━━━━━ PASSAGE GIVEN
What is a Chronograph Watch & Chronograph Movement
The world of chronographs has always fascinated watch enthusiasts. Perhaps, the primary reason for this success is precisely in its ability to start and stop time, which gives us the illusion of dominating it. This specific function means that chronographs (and not chronometers, even though it might seem the opposite) have always been used to precisely calculate well-defined time intervals, mainly for scientific, sports, or military purposes. So, are you ready to dive into their fascinating history?
Time is running out!
What is a chronograph watch, and what is it used for?
First, let's explain the difference between chronographs and chronometers since often we find confusion between these two terms.
"Chronometer" is a term used to indicate an extremely precise watch. It dates back to the 1700s when nations were competing to develop the first marine chronometers, which were used to make an accurate calculation of the ship's position during navigation. Even today, this term is used for this purpose: there are several international control and verification bodies that serve to give the most accurate watches precisely the Chronometer qualification (which is often reported on their dials).
━━━━━━━━━━
= WHAT THIS EXERCISE ASKS =
**A.** In the entries, update the lines from the line with "389, 964, 401]" to the line with "front-end-label: Front-end technologies" by replacing "Substrate" with "Carrier", and change nothing else. Return only those lines.
**B.** Write what comes next in the passage on chronograph watches, starting right after its last sentence.
The passage and the entries come from unrelated sources.
━━━━━ SUPPLIED RECORDS
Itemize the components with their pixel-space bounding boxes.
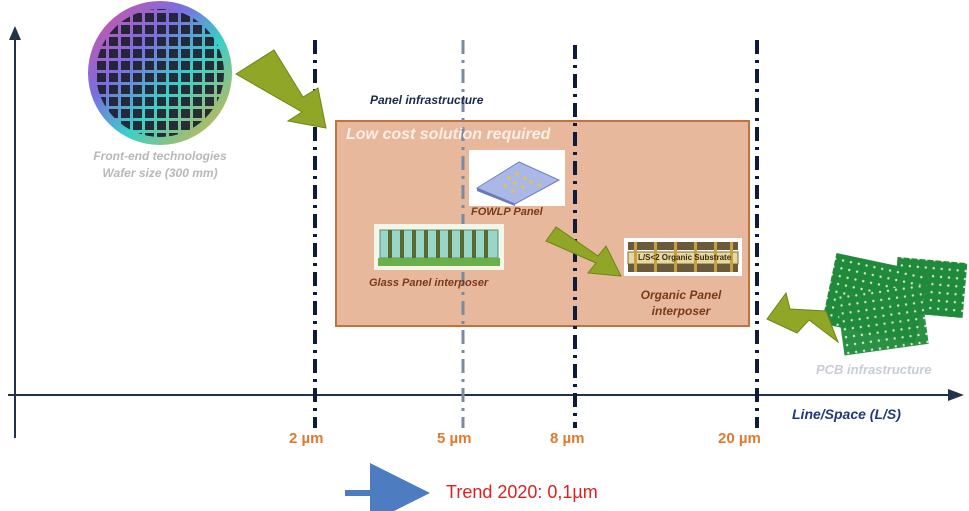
x-axis	[8, 389, 964, 401]
tick-2um: 2 µm	[289, 430, 324, 447]
organic-interposer-image: L/S<2 Organic Substrate	[624, 238, 742, 276]
low-cost-label: Low cost solution required	[346, 126, 551, 143]
tick-5um: 5 µm	[437, 430, 472, 447]
front-end-label: Front-end technologies Wafer size (300 m…	[93, 149, 227, 180]
glass-interposer-image	[374, 224, 504, 270]
fowlp-image	[469, 150, 565, 206]
arrow-pcb-to-panel	[766, 291, 840, 344]
trend-text: Trend 2020: 0,1µm	[446, 482, 598, 502]
wafer-image	[88, 1, 232, 145]
arrow-wafer-to-panel	[235, 49, 327, 129]
y-axis	[9, 26, 21, 438]
tick-20um: 20 µm	[718, 430, 761, 447]
organic-interposer-label: Organic Panel interposer	[640, 288, 722, 318]
tick-8um: 8 µm	[550, 430, 585, 447]
x-axis-label: Line/Space (L/S)	[792, 406, 901, 422]
organic-image-caption: L/S<2 Organic Substrate	[638, 253, 732, 262]
glass-interposer-label: Glass Panel interposer	[369, 277, 489, 289]
pcb-infrastructure-label: PCB infrastructure	[816, 362, 932, 377]
panel-infrastructure-label: Panel infrastructure	[370, 93, 484, 107]
arrow-fowlp-to-organic	[545, 226, 622, 277]
pcb-image	[821, 253, 968, 356]
fowlp-label: FOWLP Panel	[471, 206, 543, 218]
━━━━━━━━━━
= SOLVED TASKS =
**A.**
x-axis	[8, 389, 964, 401]
tick-2um: 2 µm	[289, 430, 324, 447]
organic-interposer-image: L/S<2 Organic Carrier	[624, 238, 742, 276]
low-cost-label: Low cost solution required	[346, 126, 551, 143]
tick-5um: 5 µm	[437, 430, 472, 447]
front-end-label: Front-end technologies Wafer size (300 m…	[93, 149, 227, 180]

**B.**
The chronograph, however, came later. Horology history used to mark 1821 as its birth date, an object created to meet the demands of the King of France, a fan of horse racing, who was interested in a timepiece that could show the performances obtained by the animals competing on the track. And a Parisian watchmaker, Nicolas de Rieussec, developed the first chronograph, at that time, a kind of wooden box with two buttons. The first activated and stopped the tracking; the second used a stylus to impress a mark on a movable paper disk, which started rotating as soon as the chronograph started, each time you pressed a button. It was thus possible, by pressing the marking button several times, to obtain several points, indicating precise moments. This system, which today seems so awkward, but at the time was highly innovative, was called "chronograph", which means an object that "measures time by writing."
In reality, an even more ancient instrument has recently been discovered, which took the invention of the chronograph a few years earlier in history. It is the "Compteur aux Tierces" created by Louis Moinet around 1816, which is actually much closer to modern chronographs than de Rieussec's apparatus. Moreover, it displayed an exceptional performance, as it was capable of measuring 1/60th of a second mechanically.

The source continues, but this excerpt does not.